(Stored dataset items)
▬▬▬▬▬▬▬▬▬▬

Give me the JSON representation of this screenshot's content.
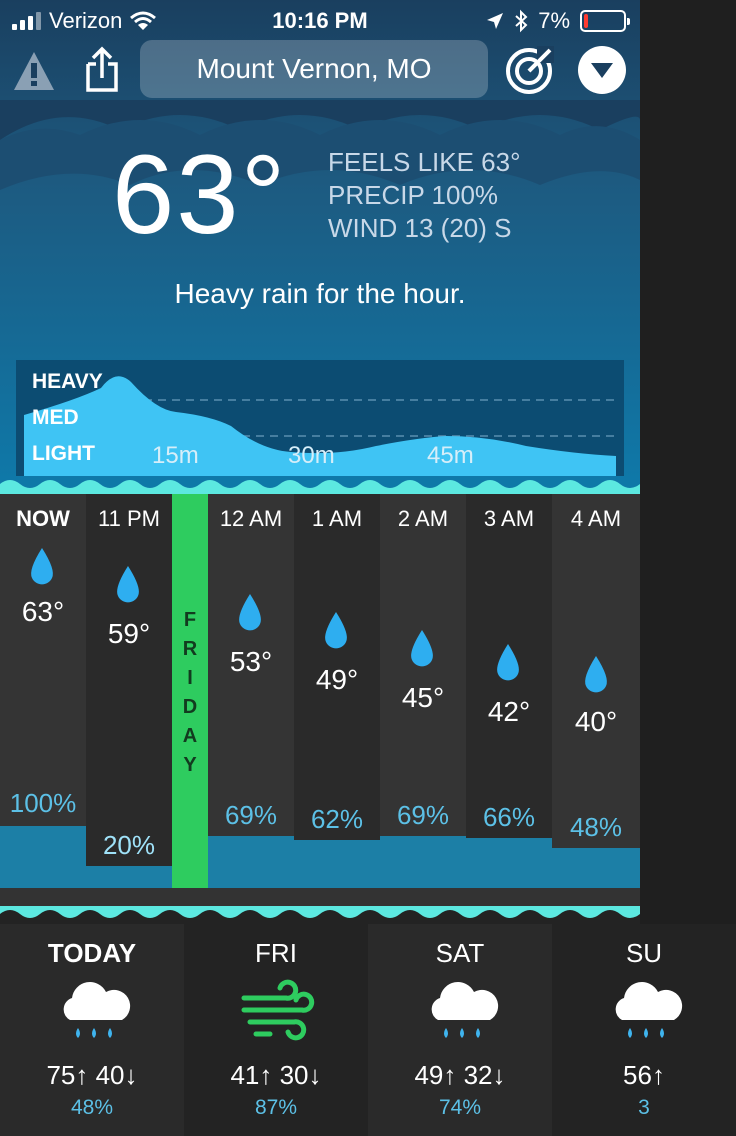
{
  "status_bar": {
    "carrier": "Verizon",
    "time": "10:16 PM",
    "battery": "7%"
  },
  "toolbar": {
    "location": "Mount Vernon, MO"
  },
  "current": {
    "temp": "63°",
    "feels_like": "FEELS LIKE 63°",
    "precip": "PRECIP 100%",
    "wind": "WIND 13 (20) S",
    "summary": "Heavy rain for the hour."
  },
  "precip_chart": {
    "levels": [
      "HEAVY",
      "MED",
      "LIGHT"
    ],
    "ticks": [
      "15m",
      "30m",
      "45m"
    ]
  },
  "hourly": {
    "day_divider": "FRIDAY",
    "hours": [
      {
        "label": "NOW",
        "temp": "63°",
        "precip": "100%",
        "bold": true
      },
      {
        "label": "11 PM",
        "temp": "59°",
        "precip": "20%"
      },
      {
        "label": "12 AM",
        "temp": "53°",
        "precip": "69%"
      },
      {
        "label": "1 AM",
        "temp": "49°",
        "precip": "62%"
      },
      {
        "label": "2 AM",
        "temp": "45°",
        "precip": "69%"
      },
      {
        "label": "3 AM",
        "temp": "42°",
        "precip": "66%"
      },
      {
        "label": "4 AM",
        "temp": "40°",
        "precip": "48%"
      }
    ]
  },
  "daily": [
    {
      "name": "TODAY",
      "icon": "rain-cloud-icon",
      "hilo": "75↑ 40↓",
      "precip": "48%"
    },
    {
      "name": "FRI",
      "icon": "wind-icon",
      "hilo": "41↑ 30↓",
      "precip": "87%"
    },
    {
      "name": "SAT",
      "icon": "rain-cloud-icon",
      "hilo": "49↑ 32↓",
      "precip": "74%"
    },
    {
      "name": "SU",
      "icon": "rain-cloud-icon",
      "hilo": "56↑",
      "precip": "3"
    }
  ],
  "colors": {
    "accent_green": "#2ecc5f",
    "precip_blue": "#5cc0e6",
    "bar_blue": "#1c7fa6",
    "wave_teal": "#5ce8e0",
    "battery_red": "#ff3b30"
  }
}
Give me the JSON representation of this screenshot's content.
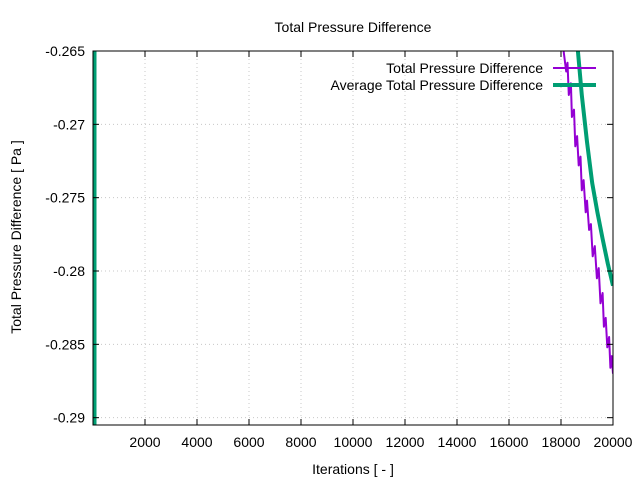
{
  "chart_data": {
    "type": "line",
    "title": "Total Pressure Difference",
    "xlabel": "Iterations [ - ]",
    "ylabel": "Total Pressure Difference [ Pa ]",
    "xlim": [
      0,
      20000
    ],
    "ylim": [
      -0.2905,
      -0.265
    ],
    "x_ticks": [
      2000,
      4000,
      6000,
      8000,
      10000,
      12000,
      14000,
      16000,
      18000,
      20000
    ],
    "x_tick_labels": [
      "2000",
      "4000",
      "6000",
      "8000",
      "10000",
      "12000",
      "14000",
      "16000",
      "18000",
      "20000"
    ],
    "y_ticks": [
      -0.265,
      -0.27,
      -0.275,
      -0.28,
      -0.285,
      -0.29
    ],
    "y_tick_labels": [
      "-0.265",
      "-0.27",
      "-0.275",
      "-0.28",
      "-0.285",
      "-0.29"
    ],
    "grid": true,
    "legend_position": "top-right",
    "series": [
      {
        "name": "Total Pressure Difference",
        "color": "#9400d3",
        "x": [
          18100,
          18200,
          18250,
          18300,
          18380,
          18420,
          18500,
          18550,
          18620,
          18680,
          18750,
          18800,
          18870,
          18950,
          19000,
          19080,
          19150,
          19220,
          19300,
          19380,
          19450,
          19520,
          19600,
          19650,
          19720,
          19780,
          19850,
          19900,
          19950,
          20000
        ],
        "y": [
          -0.265,
          -0.2664,
          -0.2658,
          -0.268,
          -0.2672,
          -0.2695,
          -0.269,
          -0.2715,
          -0.2708,
          -0.2728,
          -0.2722,
          -0.2745,
          -0.2738,
          -0.276,
          -0.2752,
          -0.2772,
          -0.2768,
          -0.279,
          -0.2783,
          -0.2805,
          -0.2798,
          -0.2822,
          -0.2815,
          -0.2838,
          -0.2832,
          -0.2852,
          -0.2845,
          -0.2866,
          -0.2858,
          -0.287
        ]
      },
      {
        "name": "Average Total Pressure Difference",
        "color": "#009e73",
        "x": [
          18650,
          18800,
          19000,
          19200,
          19400,
          19600,
          19800,
          20000
        ],
        "y": [
          -0.265,
          -0.268,
          -0.2712,
          -0.274,
          -0.276,
          -0.2778,
          -0.2795,
          -0.281
        ]
      }
    ],
    "vertical_line": {
      "x": 0,
      "color": "#009e73"
    }
  }
}
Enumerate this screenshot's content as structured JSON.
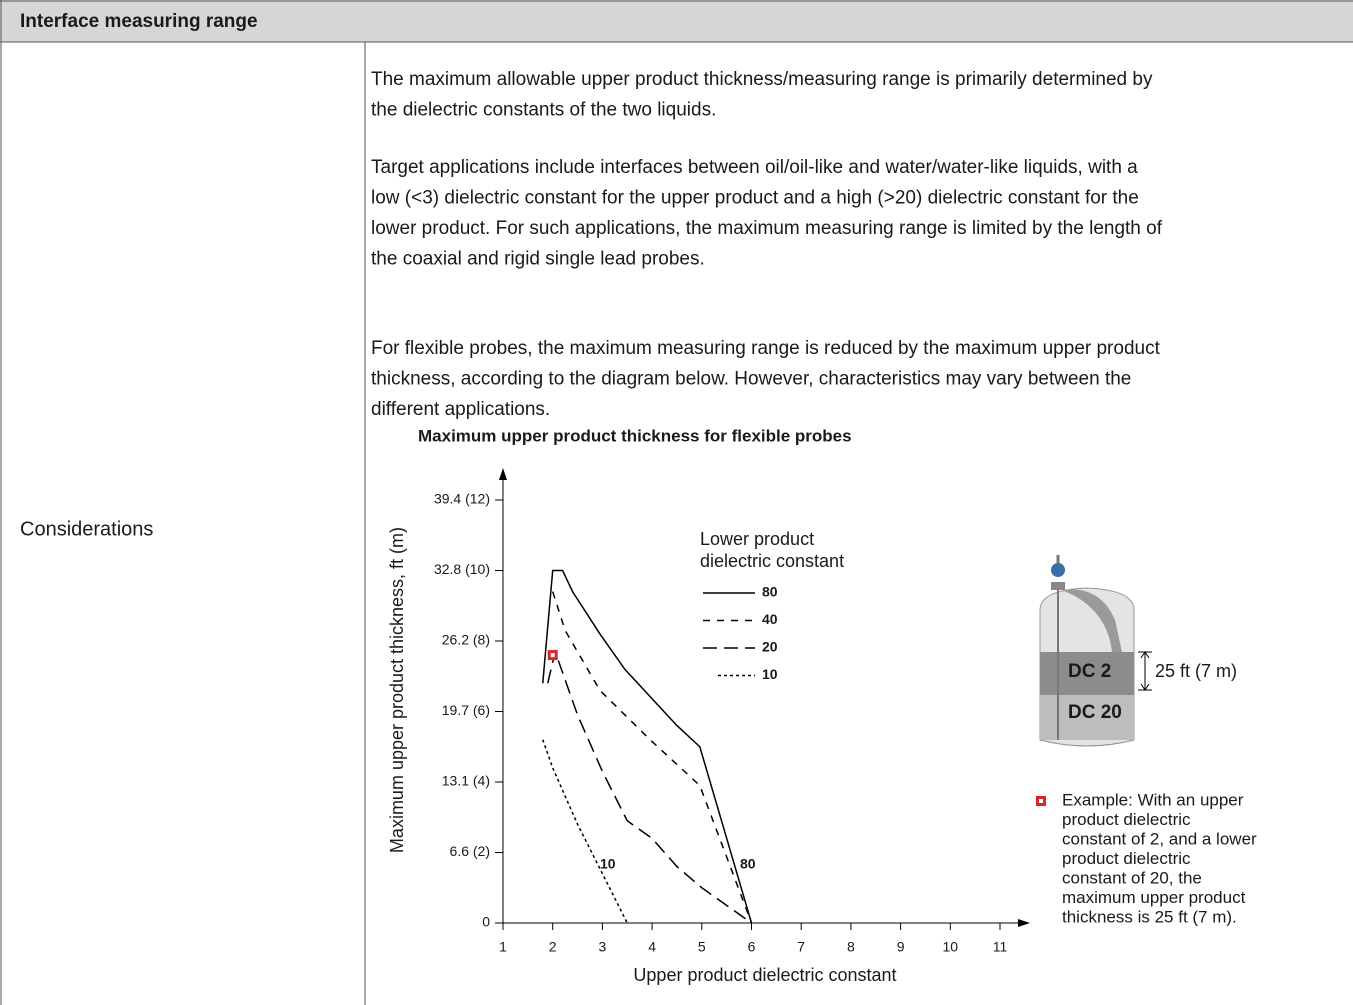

▬▬▬▬▬▬▬▬▬▬

> What is needed: Restate each entry word for word, leaving out any pictures.

> The output:
Give me the JSON representation of this screenshot's content.
{
  "status_bar": {
    "carrier": "Verizon",
    "time": "10:16 PM",
    "battery": "7%"
  },
  "toolbar": {
    "location": "Mount Vernon, MO"
  },
  "current": {
    "temp": "63°",
    "feels_like": "FEELS LIKE 63°",
    "precip": "PRECIP 100%",
    "wind": "WIND 13 (20) S",
    "summary": "Heavy rain for the hour."
  },
  "precip_chart": {
    "levels": [
      "HEAVY",
      "MED",
      "LIGHT"
    ],
    "ticks": [
      "15m",
      "30m",
      "45m"
    ]
  },
  "hourly": {
    "day_divider": "FRIDAY",
    "hours": [
      {
        "label": "NOW",
        "temp": "63°",
        "precip": "100%",
        "bold": true
      },
      {
        "label": "11 PM",
        "temp": "59°",
        "precip": "20%"
      },
      {
        "label": "12 AM",
        "temp": "53°",
        "precip": "69%"
      },
      {
        "label": "1 AM",
        "temp": "49°",
        "precip": "62%"
      },
      {
        "label": "2 AM",
        "temp": "45°",
        "precip": "69%"
      },
      {
        "label": "3 AM",
        "temp": "42°",
        "precip": "66%"
      },
      {
        "label": "4 AM",
        "temp": "40°",
        "precip": "48%"
      }
    ]
  },
  "daily": [
    {
      "name": "TODAY",
      "icon": "rain-cloud-icon",
      "hilo": "75↑ 40↓",
      "precip": "48%"
    },
    {
      "name": "FRI",
      "icon": "wind-icon",
      "hilo": "41↑ 30↓",
      "precip": "87%"
    },
    {
      "name": "SAT",
      "icon": "rain-cloud-icon",
      "hilo": "49↑ 32↓",
      "precip": "74%"
    },
    {
      "name": "SU",
      "icon": "rain-cloud-icon",
      "hilo": "56↑",
      "precip": "3"
    }
  ],
  "colors": {
    "accent_green": "#2ecc5f",
    "precip_blue": "#5cc0e6",
    "bar_blue": "#1c7fa6",
    "wave_teal": "#5ce8e0",
    "battery_red": "#ff3b30"
  }
}
Give me the JSON representation of this screenshot's content.
{
  "chart_data": {
    "type": "line",
    "title": "Total Pressure Difference",
    "xlabel": "Iterations [ - ]",
    "ylabel": "Total Pressure Difference [ Pa ]",
    "xlim": [
      0,
      20000
    ],
    "ylim": [
      -0.2905,
      -0.265
    ],
    "x_ticks": [
      2000,
      4000,
      6000,
      8000,
      10000,
      12000,
      14000,
      16000,
      18000,
      20000
    ],
    "x_tick_labels": [
      "2000",
      "4000",
      "6000",
      "8000",
      "10000",
      "12000",
      "14000",
      "16000",
      "18000",
      "20000"
    ],
    "y_ticks": [
      -0.265,
      -0.27,
      -0.275,
      -0.28,
      -0.285,
      -0.29
    ],
    "y_tick_labels": [
      "-0.265",
      "-0.27",
      "-0.275",
      "-0.28",
      "-0.285",
      "-0.29"
    ],
    "grid": true,
    "legend_position": "top-right",
    "series": [
      {
        "name": "Total Pressure Difference",
        "color": "#9400d3",
        "x": [
          18100,
          18200,
          18250,
          18300,
          18380,
          18420,
          18500,
          18550,
          18620,
          18680,
          18750,
          18800,
          18870,
          18950,
          19000,
          19080,
          19150,
          19220,
          19300,
          19380,
          19450,
          19520,
          19600,
          19650,
          19720,
          19780,
          19850,
          19900,
          19950,
          20000
        ],
        "y": [
          -0.265,
          -0.2664,
          -0.2658,
          -0.268,
          -0.2672,
          -0.2695,
          -0.269,
          -0.2715,
          -0.2708,
          -0.2728,
          -0.2722,
          -0.2745,
          -0.2738,
          -0.276,
          -0.2752,
          -0.2772,
          -0.2768,
          -0.279,
          -0.2783,
          -0.2805,
          -0.2798,
          -0.2822,
          -0.2815,
          -0.2838,
          -0.2832,
          -0.2852,
          -0.2845,
          -0.2866,
          -0.2858,
          -0.287
        ]
      },
      {
        "name": "Average Total Pressure Difference",
        "color": "#009e73",
        "x": [
          18650,
          18800,
          19000,
          19200,
          19400,
          19600,
          19800,
          20000
        ],
        "y": [
          -0.265,
          -0.268,
          -0.2712,
          -0.274,
          -0.276,
          -0.2778,
          -0.2795,
          -0.281
        ]
      }
    ],
    "vertical_line": {
      "x": 0,
      "color": "#009e73"
    }
  }
}
Enumerate this screenshot's content as structured JSON.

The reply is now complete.